**PROBLEM TO WORK ON:**
Quote the listing below in its entirety, omitting every image.

**TASK INPUT:**
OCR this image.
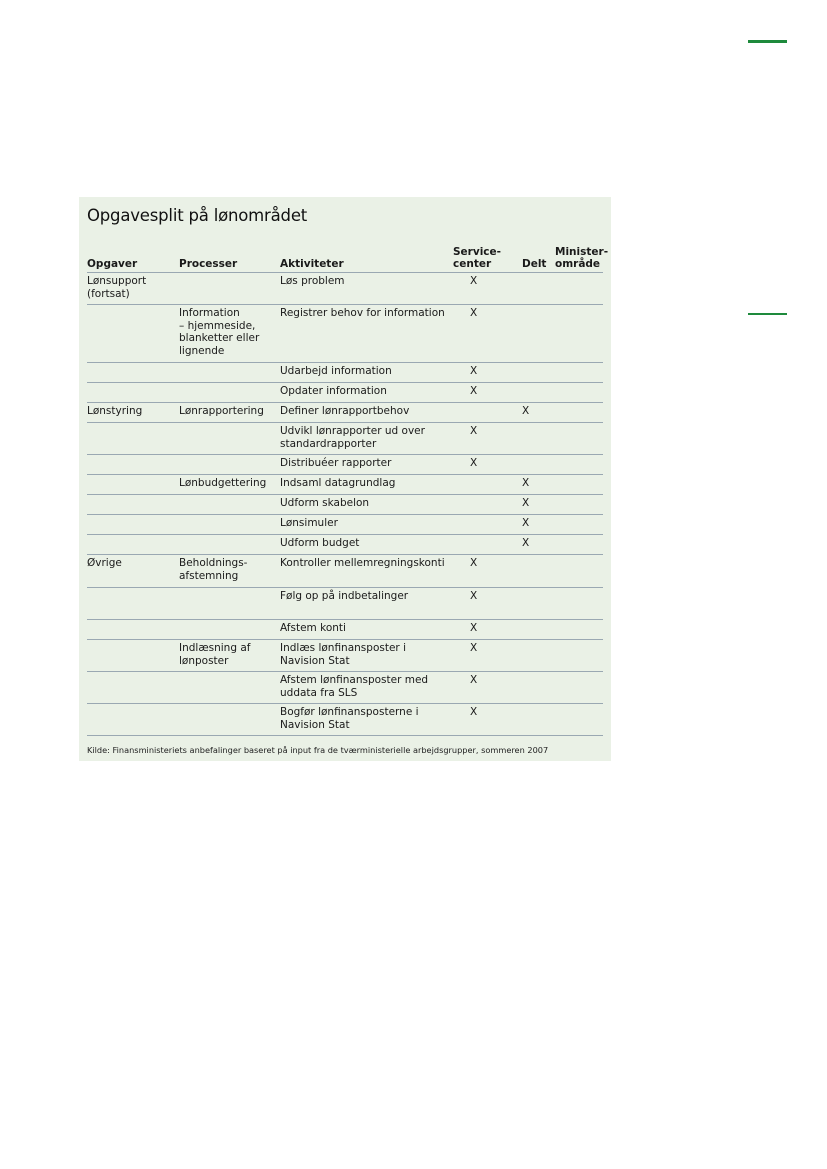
Opgavesplit på lønområdet
Opgaver	Processer	Aktiviteter	Service-
center	Delt	Minister-
område
Lønsupport
(fortsat)		Løs problem	X		
	Information
– hjemmeside,
blanketter eller
lignende	Registrer behov for information	X		
		Udarbejd information	X		
		Opdater information	X		
Lønstyring	Lønrapportering	Definer lønrapportbehov		X	
		Udvikl lønrapporter ud over
standardrapporter	X		
		Distribuéer rapporter	X		
	Lønbudgettering	Indsaml datagrundlag		X	
		Udform skabelon		X	
		Lønsimuler		X	
		Udform budget		X	
Øvrige	Beholdnings-
afstemning	Kontroller mellemregningskonti	X		
		Følg op på indbetalinger	X		
		Afstem konti	X		
	Indlæsning af
lønposter	Indlæs lønfinansposter i
Navision Stat	X		
		Afstem lønfinansposter med
uddata fra SLS	X		
		Bogfør lønfinansposterne i
Navision Stat	X		
Kilde: Finansministeriets anbefalinger baseret på input fra de tværministerielle arbejdsgrupper, sommeren 2007
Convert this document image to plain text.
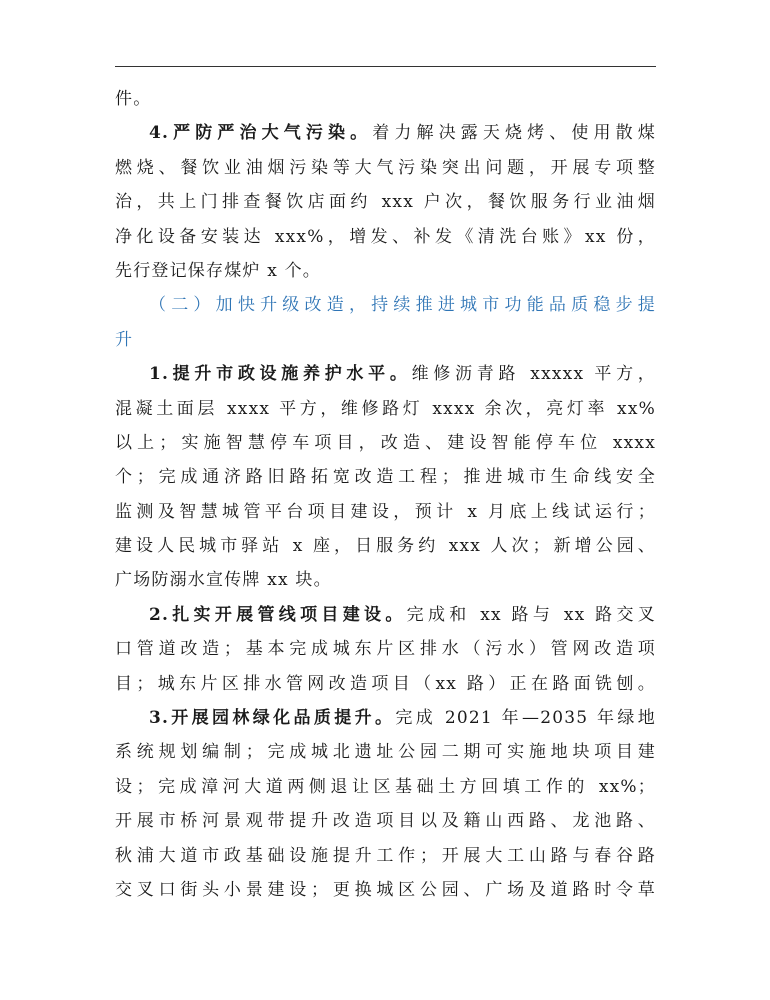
件。
4.严防严治大气污染。着力解决露天烧烤、使用散煤
燃烧、餐饮业油烟污染等大气污染突出问题，开展专项整
治，共上门排查餐饮店面约 xxx 户次，餐饮服务行业油烟
净化设备安装达 xxx%，增发、补发《清洗台账》xx 份，
先行登记保存煤炉 x 个。
（二）加快升级改造，持续推进城市功能品质稳步提
升
1.提升市政设施养护水平。维修沥青路 xxxxx 平方，
混凝土面层 xxxx 平方，维修路灯 xxxx 余次，亮灯率 xx%
以上；实施智慧停车项目，改造、建设智能停车位 xxxx
个；完成通济路旧路拓宽改造工程；推进城市生命线安全
监测及智慧城管平台项目建设，预计 x 月底上线试运行；
建设人民城市驿站 x 座，日服务约 xxx 人次；新增公园、
广场防溺水宣传牌 xx 块。
2.扎实开展管线项目建设。完成和 xx 路与 xx 路交叉
口管道改造；基本完成城东片区排水（污水）管网改造项
目；城东片区排水管网改造项目（xx 路）正在路面铣刨。
3.开展园林绿化品质提升。完成 2021 年—2035 年绿地
系统规划编制；完成城北遗址公园二期可实施地块项目建
设；完成漳河大道两侧退让区基础土方回填工作的 xx%；
开展市桥河景观带提升改造项目以及籍山西路、龙池路、
秋浦大道市政基础设施提升工作；开展大工山路与春谷路
交叉口街头小景建设；更换城区公园、广场及道路时令草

**SOLUTION FOR THIS EXERCISE:**
OCR this image.
Opgavesplit på lønområdet
Opgaver	Processer	Aktiviteter	Service-
center	Delt	Minister-
område
Lønsupport
(fortsat)		Løs problem	X		
	Information
– hjemmeside,
blanketter eller
lignende	Registrer behov for information	X		
		Udarbejd information	X		
		Opdater information	X		
Lønstyring	Lønrapportering	Definer lønrapportbehov		X	
		Udvikl lønrapporter ud over
standardrapporter	X		
		Distribuéer rapporter	X		
	Lønbudgettering	Indsaml datagrundlag		X	
		Udform skabelon		X	
		Lønsimuler		X	
		Udform budget		X	
Øvrige	Beholdnings-
afstemning	Kontroller mellemregningskonti	X		
		Følg op på indbetalinger	X		
		Afstem konti	X		
	Indlæsning af
lønposter	Indlæs lønfinansposter i
Navision Stat	X		
		Afstem lønfinansposter med
uddata fra SLS	X		
		Bogfør lønfinansposterne i
Navision Stat	X		
Kilde: Finansministeriets anbefalinger baseret på input fra de tværministerielle arbejdsgrupper, sommeren 2007
Convert this document image to plain text.
件。
4.严防严治大气污染。着力解决露天烧烤、使用散煤
燃烧、餐饮业油烟污染等大气污染突出问题，开展专项整
治，共上门排查餐饮店面约 xxx 户次，餐饮服务行业油烟
净化设备安装达 xxx%，增发、补发《清洗台账》xx 份，
先行登记保存煤炉 x 个。
（二）加快升级改造，持续推进城市功能品质稳步提
升
1.提升市政设施养护水平。维修沥青路 xxxxx 平方，
混凝土面层 xxxx 平方，维修路灯 xxxx 余次，亮灯率 xx%
以上；实施智慧停车项目，改造、建设智能停车位 xxxx
个；完成通济路旧路拓宽改造工程；推进城市生命线安全
监测及智慧城管平台项目建设，预计 x 月底上线试运行；
建设人民城市驿站 x 座，日服务约 xxx 人次；新增公园、
广场防溺水宣传牌 xx 块。
2.扎实开展管线项目建设。完成和 xx 路与 xx 路交叉
口管道改造；基本完成城东片区排水（污水）管网改造项
目；城东片区排水管网改造项目（xx 路）正在路面铣刨。
3.开展园林绿化品质提升。完成 2021 年—2035 年绿地
系统规划编制；完成城北遗址公园二期可实施地块项目建
设；完成漳河大道两侧退让区基础土方回填工作的 xx%；
开展市桥河景观带提升改造项目以及籍山西路、龙池路、
秋浦大道市政基础设施提升工作；开展大工山路与春谷路
交叉口街头小景建设；更换城区公园、广场及道路时令草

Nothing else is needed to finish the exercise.